Short task >> Transcribe all records exactly.

Dataset content >>
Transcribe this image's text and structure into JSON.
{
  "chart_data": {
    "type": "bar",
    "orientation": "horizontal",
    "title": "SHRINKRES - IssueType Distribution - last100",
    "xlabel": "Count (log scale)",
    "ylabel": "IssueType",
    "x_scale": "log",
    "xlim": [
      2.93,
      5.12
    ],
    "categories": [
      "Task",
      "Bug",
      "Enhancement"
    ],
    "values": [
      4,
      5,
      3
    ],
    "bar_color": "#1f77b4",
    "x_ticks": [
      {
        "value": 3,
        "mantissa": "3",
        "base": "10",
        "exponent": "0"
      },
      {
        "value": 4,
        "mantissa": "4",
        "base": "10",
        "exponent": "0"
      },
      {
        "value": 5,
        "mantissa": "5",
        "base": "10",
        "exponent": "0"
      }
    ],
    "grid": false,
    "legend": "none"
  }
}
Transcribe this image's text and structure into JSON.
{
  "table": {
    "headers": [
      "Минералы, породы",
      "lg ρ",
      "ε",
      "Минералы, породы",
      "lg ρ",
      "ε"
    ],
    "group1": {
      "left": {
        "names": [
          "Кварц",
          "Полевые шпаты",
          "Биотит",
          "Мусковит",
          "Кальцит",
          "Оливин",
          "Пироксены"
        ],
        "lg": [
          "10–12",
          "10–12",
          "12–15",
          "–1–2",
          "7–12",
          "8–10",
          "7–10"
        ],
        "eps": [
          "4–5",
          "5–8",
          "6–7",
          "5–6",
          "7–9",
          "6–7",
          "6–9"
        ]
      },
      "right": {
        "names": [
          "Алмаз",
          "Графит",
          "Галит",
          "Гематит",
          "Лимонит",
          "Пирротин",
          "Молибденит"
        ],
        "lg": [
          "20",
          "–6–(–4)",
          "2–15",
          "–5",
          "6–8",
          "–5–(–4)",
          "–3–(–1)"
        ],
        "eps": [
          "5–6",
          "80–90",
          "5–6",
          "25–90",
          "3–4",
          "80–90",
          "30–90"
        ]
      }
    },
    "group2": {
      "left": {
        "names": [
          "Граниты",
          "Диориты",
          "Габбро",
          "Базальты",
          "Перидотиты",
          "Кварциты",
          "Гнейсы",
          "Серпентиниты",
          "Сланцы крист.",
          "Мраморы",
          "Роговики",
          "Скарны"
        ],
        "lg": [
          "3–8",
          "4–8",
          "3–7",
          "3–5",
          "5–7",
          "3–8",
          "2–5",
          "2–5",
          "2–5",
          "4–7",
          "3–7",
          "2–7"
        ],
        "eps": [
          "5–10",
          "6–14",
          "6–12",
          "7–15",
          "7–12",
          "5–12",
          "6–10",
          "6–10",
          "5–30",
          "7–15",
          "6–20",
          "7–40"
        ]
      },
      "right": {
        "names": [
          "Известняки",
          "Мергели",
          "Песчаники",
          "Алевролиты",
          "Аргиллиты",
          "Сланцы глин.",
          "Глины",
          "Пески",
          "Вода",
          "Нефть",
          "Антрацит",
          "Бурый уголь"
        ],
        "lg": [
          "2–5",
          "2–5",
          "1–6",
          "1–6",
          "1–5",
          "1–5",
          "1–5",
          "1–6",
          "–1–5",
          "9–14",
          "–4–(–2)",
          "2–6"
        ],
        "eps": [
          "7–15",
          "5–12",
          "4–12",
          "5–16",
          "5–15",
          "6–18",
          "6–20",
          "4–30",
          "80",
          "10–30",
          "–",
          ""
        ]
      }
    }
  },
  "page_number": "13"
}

Output for this exercise >>
Transcribe this image's text and structure into JSON.
{
  "chart_data": {
    "type": "bar",
    "orientation": "horizontal",
    "title": "SHRINKRES - IssueType Distribution - last100",
    "xlabel": "Count (log scale)",
    "ylabel": "IssueType",
    "x_scale": "log",
    "xlim": [
      2.93,
      5.12
    ],
    "categories": [
      "Task",
      "Bug",
      "Enhancement"
    ],
    "values": [
      4,
      5,
      3
    ],
    "bar_color": "#1f77b4",
    "x_ticks": [
      {
        "value": 3,
        "mantissa": "3",
        "base": "10",
        "exponent": "0"
      },
      {
        "value": 4,
        "mantissa": "4",
        "base": "10",
        "exponent": "0"
      },
      {
        "value": 5,
        "mantissa": "5",
        "base": "10",
        "exponent": "0"
      }
    ],
    "grid": false,
    "legend": "none"
  }
}
Transcribe this image's text and structure into JSON.
{
  "table": {
    "headers": [
      "Минералы, породы",
      "lg ρ",
      "ε",
      "Минералы, породы",
      "lg ρ",
      "ε"
    ],
    "group1": {
      "left": {
        "names": [
          "Кварц",
          "Полевые шпаты",
          "Биотит",
          "Мусковит",
          "Кальцит",
          "Оливин",
          "Пироксены"
        ],
        "lg": [
          "10–12",
          "10–12",
          "12–15",
          "–1–2",
          "7–12",
          "8–10",
          "7–10"
        ],
        "eps": [
          "4–5",
          "5–8",
          "6–7",
          "5–6",
          "7–9",
          "6–7",
          "6–9"
        ]
      },
      "right": {
        "names": [
          "Алмаз",
          "Графит",
          "Галит",
          "Гематит",
          "Лимонит",
          "Пирротин",
          "Молибденит"
        ],
        "lg": [
          "20",
          "–6–(–4)",
          "2–15",
          "–5",
          "6–8",
          "–5–(–4)",
          "–3–(–1)"
        ],
        "eps": [
          "5–6",
          "80–90",
          "5–6",
          "25–90",
          "3–4",
          "80–90",
          "30–90"
        ]
      }
    },
    "group2": {
      "left": {
        "names": [
          "Граниты",
          "Диориты",
          "Габбро",
          "Базальты",
          "Перидотиты",
          "Кварциты",
          "Гнейсы",
          "Серпентиниты",
          "Сланцы крист.",
          "Мраморы",
          "Роговики",
          "Скарны"
        ],
        "lg": [
          "3–8",
          "4–8",
          "3–7",
          "3–5",
          "5–7",
          "3–8",
          "2–5",
          "2–5",
          "2–5",
          "4–7",
          "3–7",
          "2–7"
        ],
        "eps": [
          "5–10",
          "6–14",
          "6–12",
          "7–15",
          "7–12",
          "5–12",
          "6–10",
          "6–10",
          "5–30",
          "7–15",
          "6–20",
          "7–40"
        ]
      },
      "right": {
        "names": [
          "Известняки",
          "Мергели",
          "Песчаники",
          "Алевролиты",
          "Аргиллиты",
          "Сланцы глин.",
          "Глины",
          "Пески",
          "Вода",
          "Нефть",
          "Антрацит",
          "Бурый уголь"
        ],
        "lg": [
          "2–5",
          "2–5",
          "1–6",
          "1–6",
          "1–5",
          "1–5",
          "1–5",
          "1–6",
          "–1–5",
          "9–14",
          "–4–(–2)",
          "2–6"
        ],
        "eps": [
          "7–15",
          "5–12",
          "4–12",
          "5–16",
          "5–15",
          "6–18",
          "6–20",
          "4–30",
          "80",
          "10–30",
          "–",
          ""
        ]
      }
    }
  },
  "page_number": "13"
}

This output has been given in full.